TASK DETAILS = Identify all lines in the listing that include the word "Chuyên", and copy them out.

DATA ENTRIES =
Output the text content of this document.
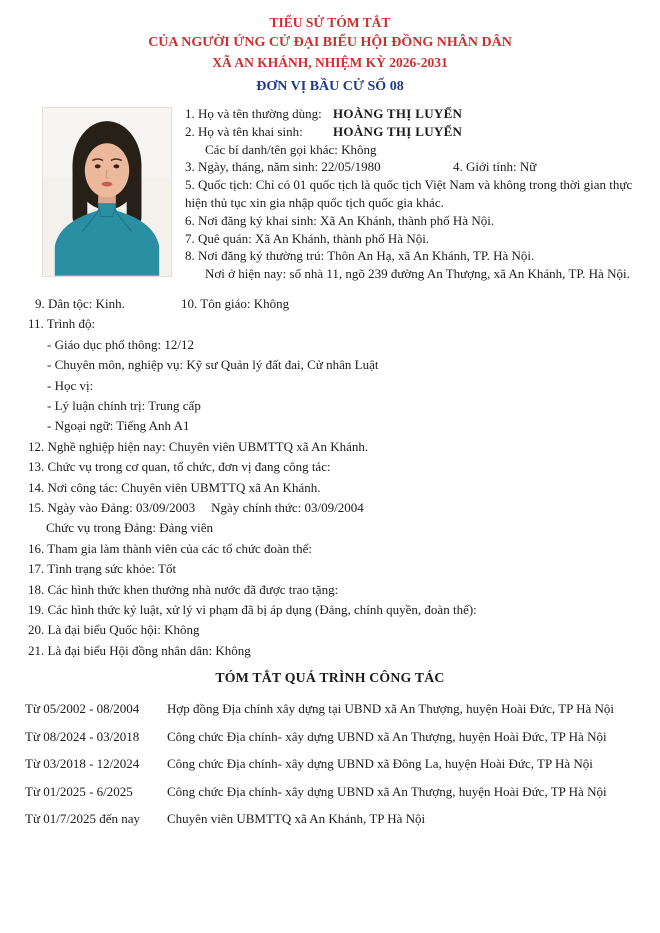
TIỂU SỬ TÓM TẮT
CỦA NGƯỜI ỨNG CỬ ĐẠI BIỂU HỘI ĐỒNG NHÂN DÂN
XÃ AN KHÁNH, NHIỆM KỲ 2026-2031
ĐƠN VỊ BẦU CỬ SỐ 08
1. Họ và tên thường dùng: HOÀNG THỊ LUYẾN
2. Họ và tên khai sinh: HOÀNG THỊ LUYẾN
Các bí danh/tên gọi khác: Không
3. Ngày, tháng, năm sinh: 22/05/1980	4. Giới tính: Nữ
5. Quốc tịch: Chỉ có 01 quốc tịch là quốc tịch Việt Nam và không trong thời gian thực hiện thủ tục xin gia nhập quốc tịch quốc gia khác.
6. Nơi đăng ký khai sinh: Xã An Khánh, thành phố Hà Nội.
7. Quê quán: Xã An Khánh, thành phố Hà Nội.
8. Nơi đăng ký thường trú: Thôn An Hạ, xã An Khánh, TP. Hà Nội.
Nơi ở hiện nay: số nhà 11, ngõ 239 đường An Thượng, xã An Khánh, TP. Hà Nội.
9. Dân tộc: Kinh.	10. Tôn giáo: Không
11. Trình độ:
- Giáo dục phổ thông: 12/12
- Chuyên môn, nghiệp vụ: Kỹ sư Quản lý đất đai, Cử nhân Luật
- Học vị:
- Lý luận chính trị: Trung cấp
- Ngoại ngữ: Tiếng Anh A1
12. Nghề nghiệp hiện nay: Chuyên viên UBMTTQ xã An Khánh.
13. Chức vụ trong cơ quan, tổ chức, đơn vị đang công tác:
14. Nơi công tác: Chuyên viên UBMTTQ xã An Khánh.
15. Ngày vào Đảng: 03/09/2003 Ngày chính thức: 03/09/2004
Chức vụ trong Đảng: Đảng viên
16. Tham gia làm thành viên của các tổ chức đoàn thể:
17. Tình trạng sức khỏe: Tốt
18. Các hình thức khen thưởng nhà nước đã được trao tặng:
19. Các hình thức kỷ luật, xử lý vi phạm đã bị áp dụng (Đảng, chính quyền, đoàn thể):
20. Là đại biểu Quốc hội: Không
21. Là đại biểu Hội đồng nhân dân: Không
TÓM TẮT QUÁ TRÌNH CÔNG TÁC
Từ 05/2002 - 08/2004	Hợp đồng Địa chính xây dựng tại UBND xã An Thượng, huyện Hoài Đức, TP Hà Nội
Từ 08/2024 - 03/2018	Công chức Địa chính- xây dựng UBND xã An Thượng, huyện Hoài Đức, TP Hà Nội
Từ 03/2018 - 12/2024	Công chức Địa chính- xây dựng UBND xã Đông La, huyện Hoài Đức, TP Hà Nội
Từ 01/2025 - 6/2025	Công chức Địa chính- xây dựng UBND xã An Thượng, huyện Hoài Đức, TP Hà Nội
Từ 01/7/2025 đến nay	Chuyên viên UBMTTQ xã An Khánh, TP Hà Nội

---

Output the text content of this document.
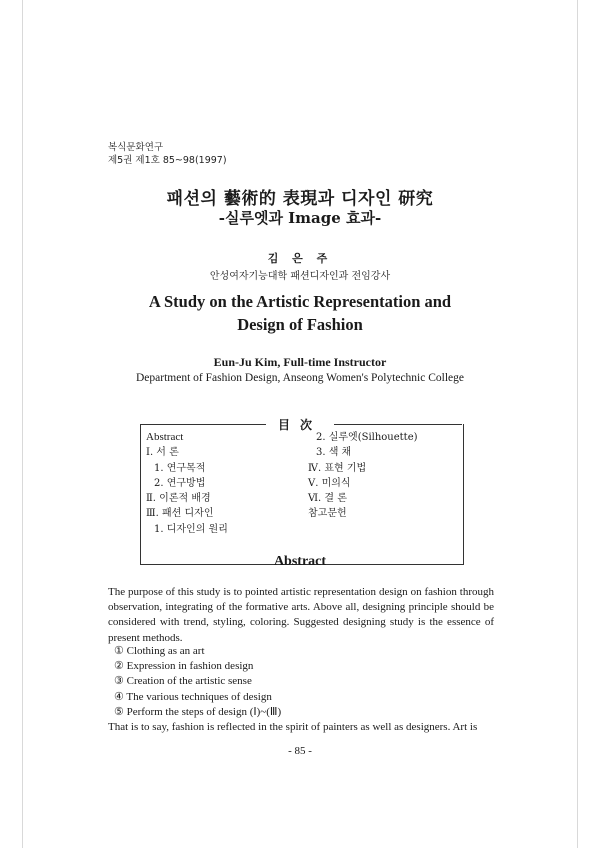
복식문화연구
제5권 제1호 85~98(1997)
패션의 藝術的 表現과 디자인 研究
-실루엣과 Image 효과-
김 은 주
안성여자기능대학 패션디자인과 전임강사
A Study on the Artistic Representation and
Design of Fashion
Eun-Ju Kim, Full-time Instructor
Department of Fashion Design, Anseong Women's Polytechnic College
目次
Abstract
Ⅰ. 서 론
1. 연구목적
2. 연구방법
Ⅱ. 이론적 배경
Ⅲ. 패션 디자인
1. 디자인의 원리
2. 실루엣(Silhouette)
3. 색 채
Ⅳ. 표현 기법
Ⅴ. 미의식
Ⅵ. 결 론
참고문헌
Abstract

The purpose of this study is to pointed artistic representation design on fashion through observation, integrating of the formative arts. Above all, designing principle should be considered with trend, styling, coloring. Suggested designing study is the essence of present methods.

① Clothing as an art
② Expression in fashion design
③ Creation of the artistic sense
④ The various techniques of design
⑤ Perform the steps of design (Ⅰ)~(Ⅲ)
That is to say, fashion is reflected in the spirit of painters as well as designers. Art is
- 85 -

SOLUTION TO THE PROBLEM =
- Chuyên môn, nghiệp vụ: Kỹ sư Quản lý đất đai, Cử nhân Luật
12. Nghề nghiệp hiện nay: Chuyên viên UBMTTQ xã An Khánh.
14. Nơi công tác: Chuyên viên UBMTTQ xã An Khánh.
Từ 01/7/2025 đến nay	Chuyên viên UBMTTQ xã An Khánh, TP Hà Nội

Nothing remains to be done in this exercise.